**Material provided**
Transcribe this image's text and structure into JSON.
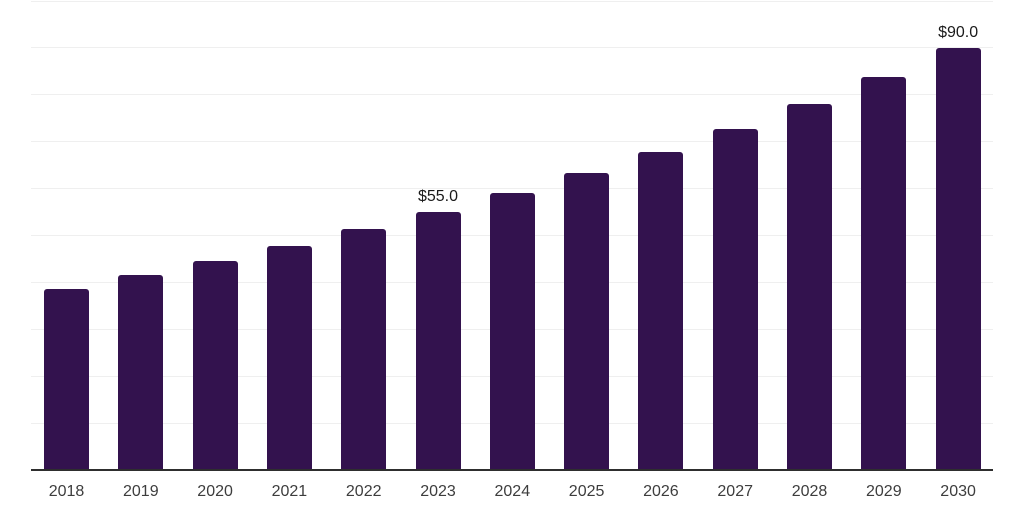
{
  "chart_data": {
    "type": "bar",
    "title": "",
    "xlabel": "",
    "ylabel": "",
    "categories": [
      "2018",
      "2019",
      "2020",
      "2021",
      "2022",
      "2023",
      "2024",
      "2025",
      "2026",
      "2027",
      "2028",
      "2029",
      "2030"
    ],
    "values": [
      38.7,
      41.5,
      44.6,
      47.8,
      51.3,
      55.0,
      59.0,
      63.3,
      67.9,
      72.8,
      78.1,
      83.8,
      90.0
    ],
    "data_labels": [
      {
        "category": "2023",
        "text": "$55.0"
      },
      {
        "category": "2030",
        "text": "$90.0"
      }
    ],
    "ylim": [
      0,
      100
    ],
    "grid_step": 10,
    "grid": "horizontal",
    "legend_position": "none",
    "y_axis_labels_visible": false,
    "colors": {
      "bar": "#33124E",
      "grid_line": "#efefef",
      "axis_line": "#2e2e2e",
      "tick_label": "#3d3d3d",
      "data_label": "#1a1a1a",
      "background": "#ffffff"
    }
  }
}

**Exercise description**
Pictures are excluded; copy every other part of the records exactly.

**Full response**
Transcribe this image's text and structure into JSON.
{
  "chart_data": {
    "type": "bar",
    "title": "",
    "xlabel": "",
    "ylabel": "",
    "categories": [
      "2018",
      "2019",
      "2020",
      "2021",
      "2022",
      "2023",
      "2024",
      "2025",
      "2026",
      "2027",
      "2028",
      "2029",
      "2030"
    ],
    "values": [
      38.7,
      41.5,
      44.6,
      47.8,
      51.3,
      55.0,
      59.0,
      63.3,
      67.9,
      72.8,
      78.1,
      83.8,
      90.0
    ],
    "data_labels": [
      {
        "category": "2023",
        "text": "$55.0"
      },
      {
        "category": "2030",
        "text": "$90.0"
      }
    ],
    "ylim": [
      0,
      100
    ],
    "grid_step": 10,
    "grid": "horizontal",
    "legend_position": "none",
    "y_axis_labels_visible": false,
    "colors": {
      "bar": "#33124E",
      "grid_line": "#efefef",
      "axis_line": "#2e2e2e",
      "tick_label": "#3d3d3d",
      "data_label": "#1a1a1a",
      "background": "#ffffff"
    }
  }
}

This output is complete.